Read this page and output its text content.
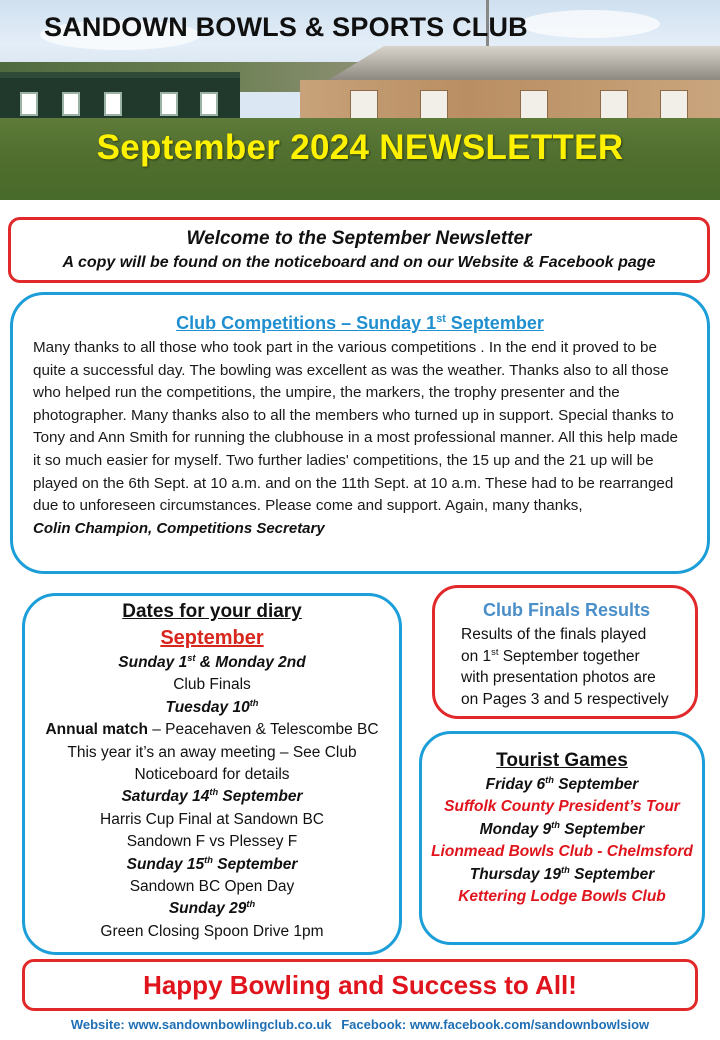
SANDOWN BOWLS & SPORTS CLUB
September 2024 NEWSLETTER
Welcome to the September Newsletter
A copy will be found on the noticeboard and on our Website & Facebook page
Club Competitions – Sunday 1st September
Many thanks to all those who took part in the various competitions . In the end it proved to be quite a successful day. The bowling was excellent as was the weather. Thanks also to all those who helped run the competitions, the umpire, the markers, the trophy presenter and the photographer. Many thanks also to all the members who turned up in support. Special thanks to Tony and Ann Smith for running the clubhouse in a most professional manner. All this help made it so much easier for myself. Two further ladies' competitions, the 15 up and the 21 up will be played on the 6th Sept. at 10 a.m. and on the 11th Sept. at 10 a.m. These had to be rearranged due to unforeseen circumstances. Please come and support. Again, many thanks,
Colin Champion, Competitions Secretary
Dates for your diary
September
Sunday 1st & Monday 2nd
Club Finals
Tuesday 10th
Annual match – Peacehaven & Telescombe BC
This year it’s an away meeting – See Club
Noticeboard for details
Saturday 14th September
Harris Cup Final at Sandown BC
Sandown F vs Plessey F
Sunday 15th September
Sandown BC Open Day
Sunday 29th
Green Closing Spoon Drive 1pm
Club Finals Results
Results of the finals played
on 1st September together
with presentation photos are
on Pages 3 and 5 respectively
Tourist Games
Friday 6th September
Suffolk County President’s Tour
Monday 9th September
Lionmead Bowls Club - Chelmsford
Thursday 19th September
Kettering Lodge Bowls Club
Happy Bowling and Success to All!
Website: www.sandownbowlingclub.co.uk Facebook: www.facebook.com/sandownbowlsiow
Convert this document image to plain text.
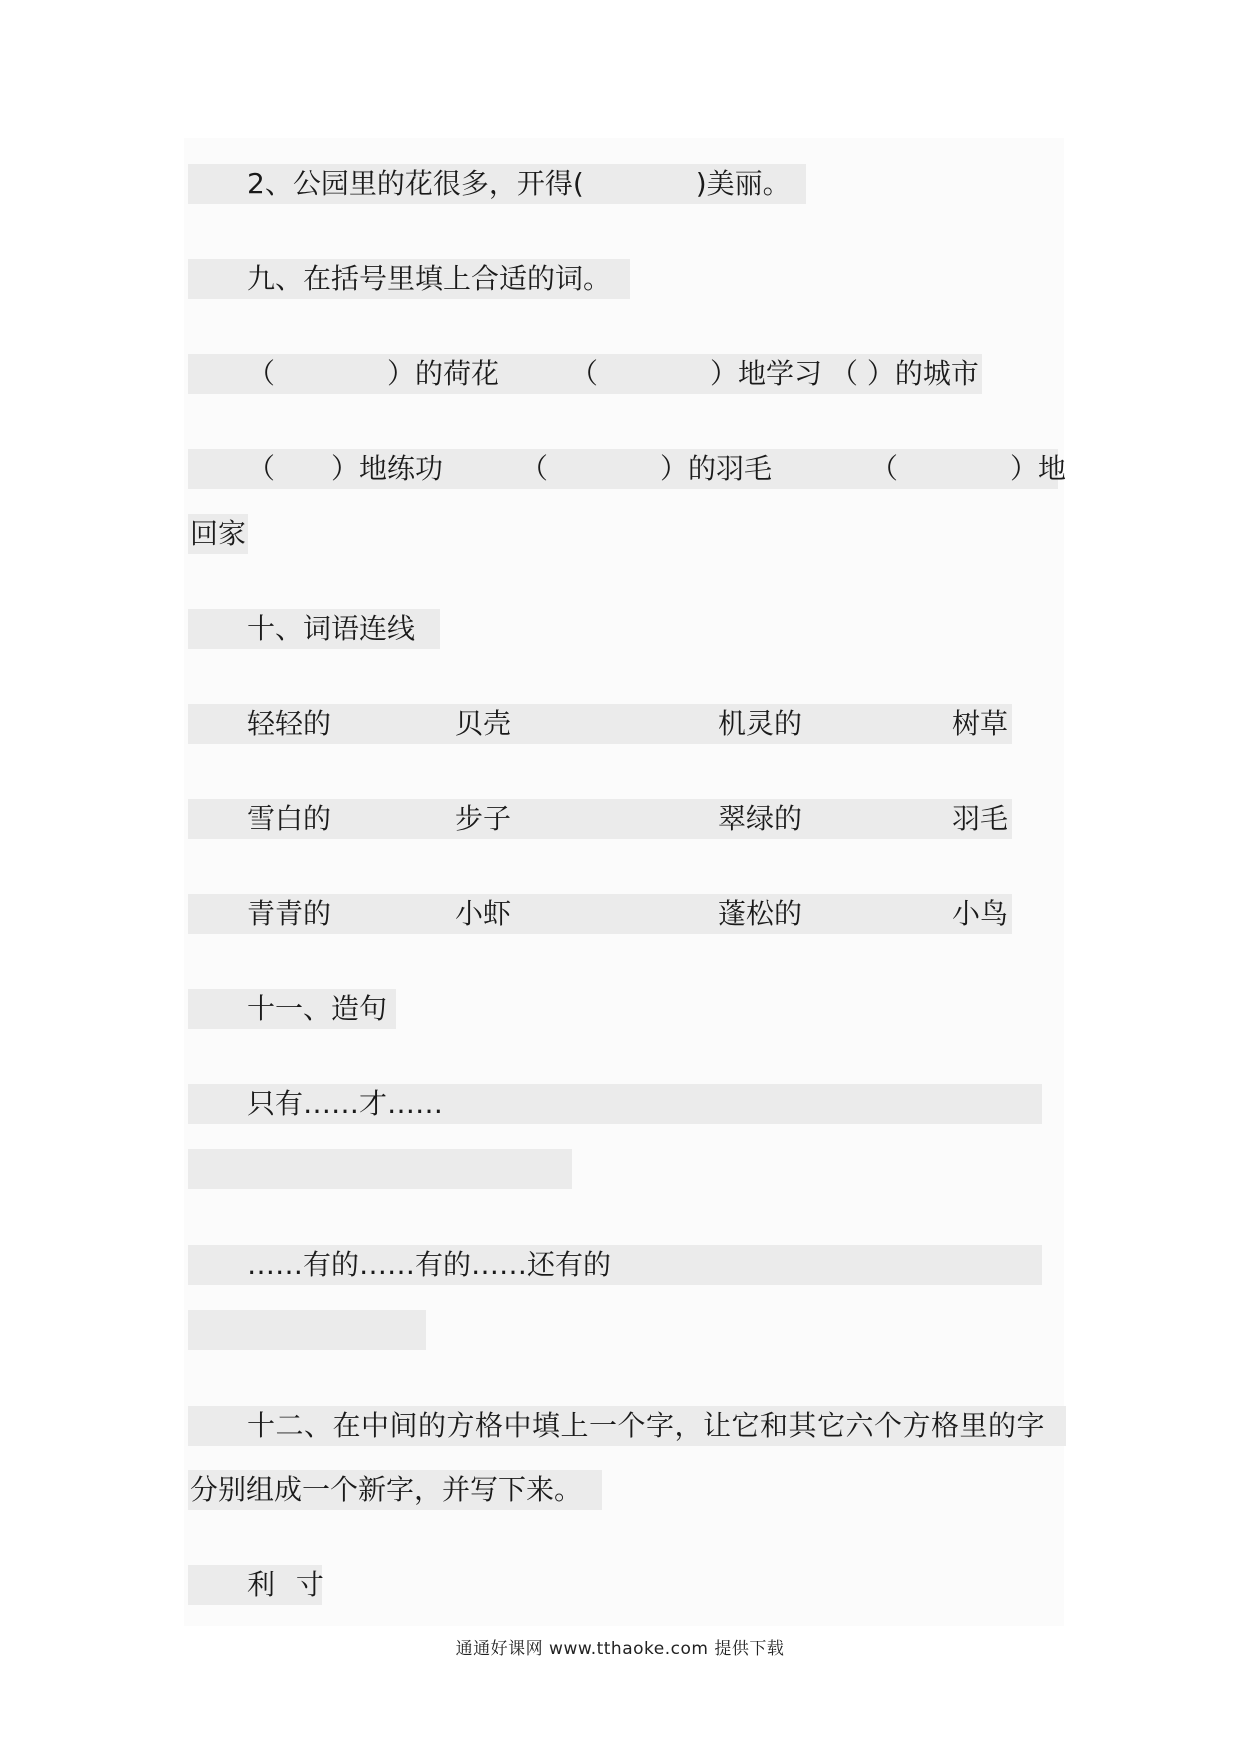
2、公园里的花很多，开得(　　　　)美丽。
九、在括号里填上合适的词。
（　　　　）的荷花	（　　　　）地学习 （ ）的城市
（　　）地练功	（　　　　）的羽毛	（　　　　）地
回家
十、词语连线
轻轻的	贝壳	机灵的	树草
雪白的	步子	翠绿的	羽毛
青青的	小虾	蓬松的	小鸟
十一、造句
只有……才……
……有的……有的……还有的
十二、在中间的方格中填上一个字，让它和其它六个方格里的字
分别组成一个新字，并写下来。
利 寸
通通好课网 www.tthaoke.com 提供下载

# # # # #

Write out the entries above verbatim; the pictures do not belong in your copy.

◆ SOLUTION TO THIS EXERCISE
Read this page and output its text content.
SANDOWN BOWLS & SPORTS CLUB
September 2024 NEWSLETTER
Welcome to the September Newsletter
A copy will be found on the noticeboard and on our Website & Facebook page
Club Competitions – Sunday 1st September
Many thanks to all those who took part in the various competitions . In the end it proved to be quite a successful day. The bowling was excellent as was the weather. Thanks also to all those who helped run the competitions, the umpire, the markers, the trophy presenter and the photographer. Many thanks also to all the members who turned up in support. Special thanks to Tony and Ann Smith for running the clubhouse in a most professional manner. All this help made it so much easier for myself. Two further ladies' competitions, the 15 up and the 21 up will be played on the 6th Sept. at 10 a.m. and on the 11th Sept. at 10 a.m. These had to be rearranged due to unforeseen circumstances. Please come and support. Again, many thanks,
Colin Champion, Competitions Secretary
Dates for your diary
September
Sunday 1st & Monday 2nd
Club Finals
Tuesday 10th
Annual match – Peacehaven & Telescombe BC
This year it’s an away meeting – See Club
Noticeboard for details
Saturday 14th September
Harris Cup Final at Sandown BC
Sandown F vs Plessey F
Sunday 15th September
Sandown BC Open Day
Sunday 29th
Green Closing Spoon Drive 1pm
Club Finals Results
Results of the finals played
on 1st September together
with presentation photos are
on Pages 3 and 5 respectively
Tourist Games
Friday 6th September
Suffolk County President’s Tour
Monday 9th September
Lionmead Bowls Club - Chelmsford
Thursday 19th September
Kettering Lodge Bowls Club
Happy Bowling and Success to All!
Website: www.sandownbowlingclub.co.uk Facebook: www.facebook.com/sandownbowlsiow
Convert this document image to plain text.
2、公园里的花很多，开得(　　　　)美丽。
九、在括号里填上合适的词。
（　　　　）的荷花	（　　　　）地学习 （ ）的城市
（　　）地练功	（　　　　）的羽毛	（　　　　）地
回家
十、词语连线
轻轻的	贝壳	机灵的	树草
雪白的	步子	翠绿的	羽毛
青青的	小虾	蓬松的	小鸟
十一、造句
只有……才……
……有的……有的……还有的
十二、在中间的方格中填上一个字，让它和其它六个方格里的字
分别组成一个新字，并写下来。
利 寸
通通好课网 www.tthaoke.com 提供下载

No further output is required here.